▶ Problem details
Below are some records: retype them all exactly, but not the pictures.

▶ Input records
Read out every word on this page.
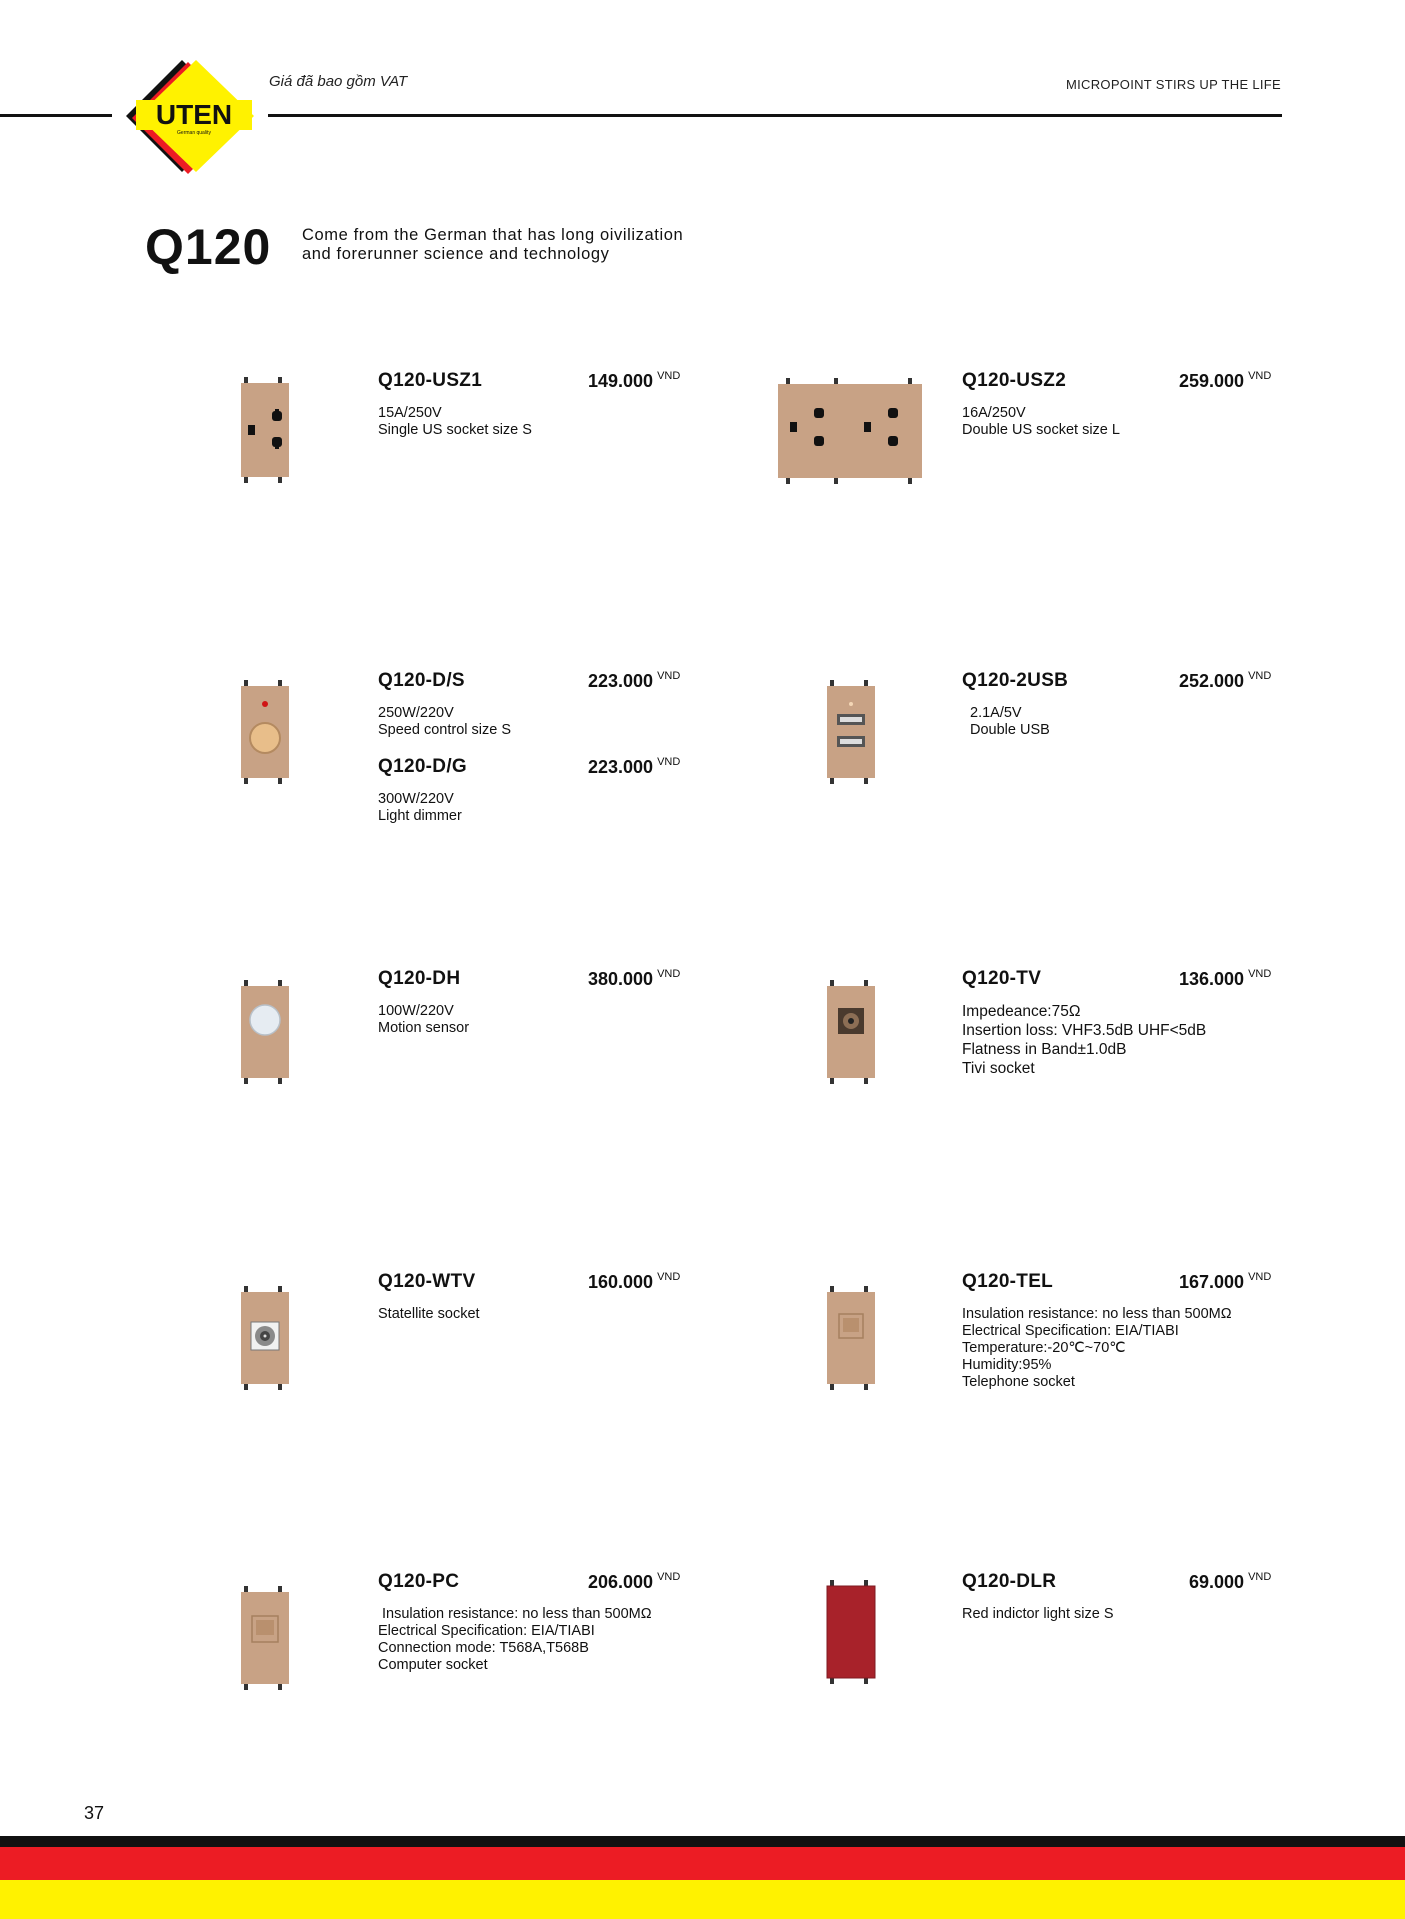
UTEN
German quality
Giá đã bao gồm VAT	MICROPOINT STIRS UP THE LIFE
Q120 Come from the German that has long oivilization
and forerunner science and technology
Q120-USZ1	149.000 $^{VND}$
15A/250V
Single US socket size S
Q120-USZ2	259.000 $^{VND}$
16A/250V
Double US socket size L
Q120-D/S	223.000 $^{VND}$
250W/220V
Speed control size S
Q120-D/G	223.000 $^{VND}$
300W/220V
Light dimmer
Q120-2USB	252.000 $^{VND}$
2.1A/5V
Double USB
Q120-DH	380.000 $^{VND}$
100W/220V
Motion sensor
Q120-TV	136.000 $^{VND}$
Impedeance:75Ω
Insertion loss: VHF3.5dB UHF<5dB
Flatness in Band±1.0dB
Tivi socket
Q120-WTV	160.000 $^{VND}$
Statellite socket
Q120-TEL	167.000 $^{VND}$
Insulation resistance: no less than 500MΩ
Electrical Specification: EIA/TIABI
Temperature:-20℃~70℃
Humidity:95%
Telephone socket
Q120-PC	206.000 $^{VND}$
Insulation resistance: no less than 500MΩ
Electrical Specification: EIA/TIABI
Connection mode: T568A,T568B
Computer socket
Q120-DLR	69.000 $^{VND}$
Red indictor light size S
37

▶ Exercise solution
Read out every word on this page.
UTEN
German quality
Giá đã bao gồm VAT	MICROPOINT STIRS UP THE LIFE
Q120 Come from the German that has long oivilization
and forerunner science and technology
Q120-USZ1	149.000 $^{VND}$
15A/250V
Single US socket size S
Q120-USZ2	259.000 $^{VND}$
16A/250V
Double US socket size L
Q120-D/S	223.000 $^{VND}$
250W/220V
Speed control size S
Q120-D/G	223.000 $^{VND}$
300W/220V
Light dimmer
Q120-2USB	252.000 $^{VND}$
2.1A/5V
Double USB
Q120-DH	380.000 $^{VND}$
100W/220V
Motion sensor
Q120-TV	136.000 $^{VND}$
Impedeance:75Ω
Insertion loss: VHF3.5dB UHF<5dB
Flatness in Band±1.0dB
Tivi socket
Q120-WTV	160.000 $^{VND}$
Statellite socket
Q120-TEL	167.000 $^{VND}$
Insulation resistance: no less than 500MΩ
Electrical Specification: EIA/TIABI
Temperature:-20℃~70℃
Humidity:95%
Telephone socket
Q120-PC	206.000 $^{VND}$
Insulation resistance: no less than 500MΩ
Electrical Specification: EIA/TIABI
Connection mode: T568A,T568B
Computer socket
Q120-DLR	69.000 $^{VND}$
Red indictor light size S
37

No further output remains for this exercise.